> ПРЕДЛОЖЕННЫЙ ОТРЫВОК:
◆ ◆ ◆ ◆ ◆
Комментарий. Не только литературные нравы
Шрифт:
– Потому что, – отвечаю, – мне хотелось знать ваше мнение об этих произведениях Пушкина, а не тех литературоведов, у кого вы списали работы.
– И у кого же? – кривятся в улыбке.
– Идите, – говорю, – в деканат и скажите там, что я у вас курсовые не принял.
Молодая поросль филологов… Правда, эти, возможно, учатся, как я уже здесь писал, ради второго образования.
А если всё-таки пойдут преподавать? Легко представить себе, каких специалистов они подготовят!
Впрочем, нынешним властителям на это наплевать. Их вообще не волнуют вопросы, связанные с образованием.
А
Только что сообщили об уникальной инициативе министра Фурсенко: проблему мигрантов можно решить с помощью студенческих стройотрядов!
Всё гениальное просто! Безработица в стране жуткая. Деревня спивается. Бомжи чуть ли не вокруг каждой городской скамейки гнездятся. Жалко их, конечно! Но не желает коренное население работать, потому и приходится строить дома руками мигрантов. Неужели не ясно?
Ясно, что захотели бы работать и местные, если б платили им полновесными деньгами, да страховки оформляли, да начальники отвечали бы за их безопасность. А мигранты за регистрацию на всё согласны.
И всё же как уменьшить приток мигрантов? Фурсенко решил проблему: те же дома и особняки могут возводить студенческие стройотряды. Пусть студенты отрабатывают свои стипендии!
◆ ◆ ◆ ◆ ◆
> ИСХОДНЫЙ ФРАГМЕНТ:
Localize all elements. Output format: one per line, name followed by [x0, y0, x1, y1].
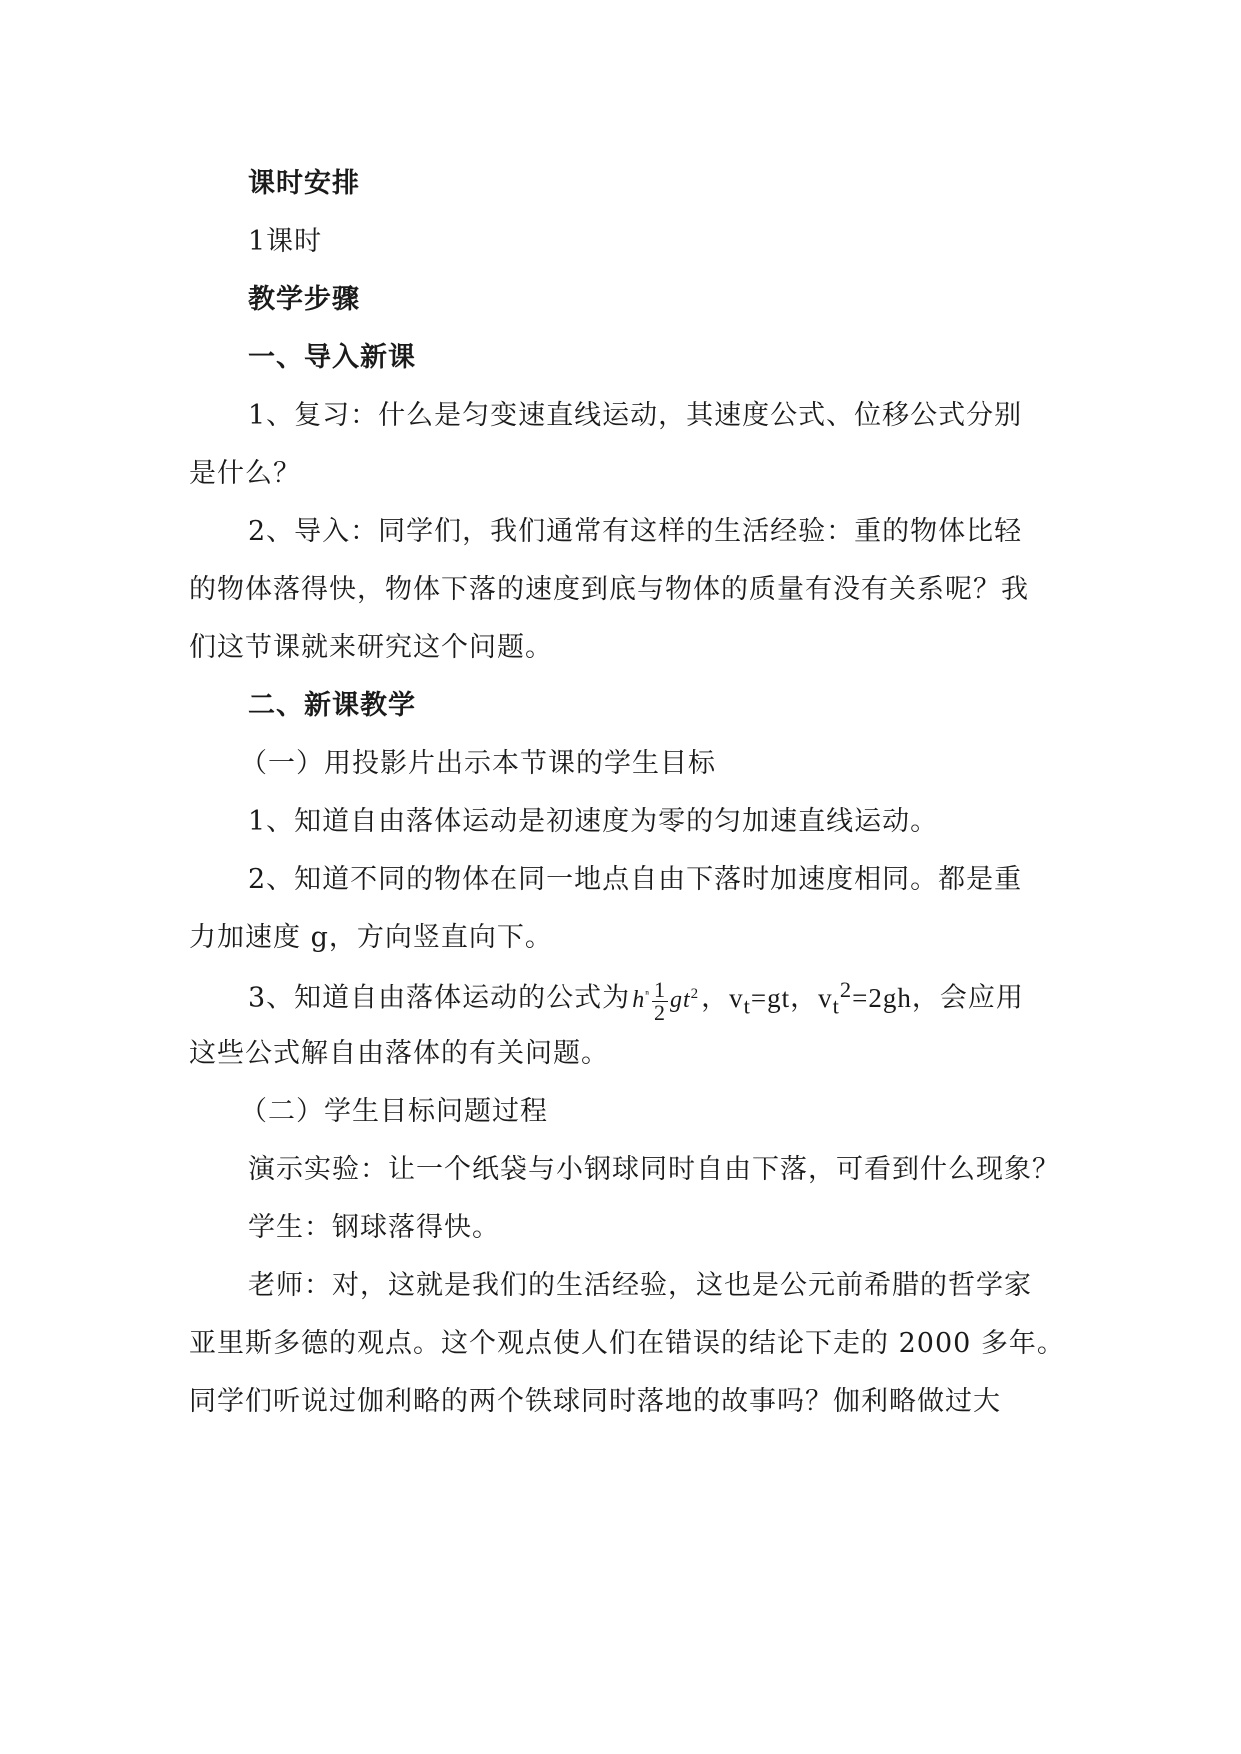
◆ ◆ ◆ ◆ ◆
> ЧТО НУЖНО СДЕЛАТЬ:
1. Перепишите слово в слово часть заметки о студентах и мигрантах, начиная со слов «Молодая поросль филологов…» и заканчивая словами «помощью студенческих стройотрядов!».
2. Допишите заметку о студентах и мигрантах дальше, начиная сразу после её последнего предложения.

> ОТВЕТЫ ПО ЗАДАНИЯМ:
1.
Молодая поросль филологов… Правда, эти, возможно, учатся, как я уже здесь писал, ради второго образования.
А если всё-таки пойдут преподавать? Легко представить себе, каких специалистов они подготовят!
Впрочем, нынешним властителям на это наплевать. Их вообще не волнуют вопросы, связанные с образованием.
А
Только что сообщили об уникальной инициативе министра Фурсенко: проблему мигрантов можно решить с помощью студенческих стройотрядов!

2.
Забавна эта перекличка фамилий Фурцева – Фурсенко! Тем более забавна, что она подкреплена, подтверждена анекдотом, который ходил некогда о невежественном министре Фурцевой: «Надо бояться не министра культуры, а культуры министра». Пора, давно пора бояться не министра образования Фурсенко, а образования министра Фурсенко. А если отойти от игры словами, самая пора бояться образования (и культуры) всей теперешней властной верхушки.
Ведают ли они, что творят? Понимают ли, что уничтожая, например, гуманитарное образование, выбивают опору из-под государственного стояка? А ведь тревожное «SOS» зазвучало не сегодня и не вчера. Сегодня оно набирает силу, посылая уже апокалипсические сигналы. Вот, к примеру, недавнее (30 октября 2006 года) выступление в «Русском Журнале» крупного и очень трезво мыслящего учёного Анны Ивановны Журавлёвой: «Со всей убежденностью утверждаю, что филология как наука и гуманитарное (в традиционном значении слова) образование имеют самое прямое отношение к национальной безопасности России».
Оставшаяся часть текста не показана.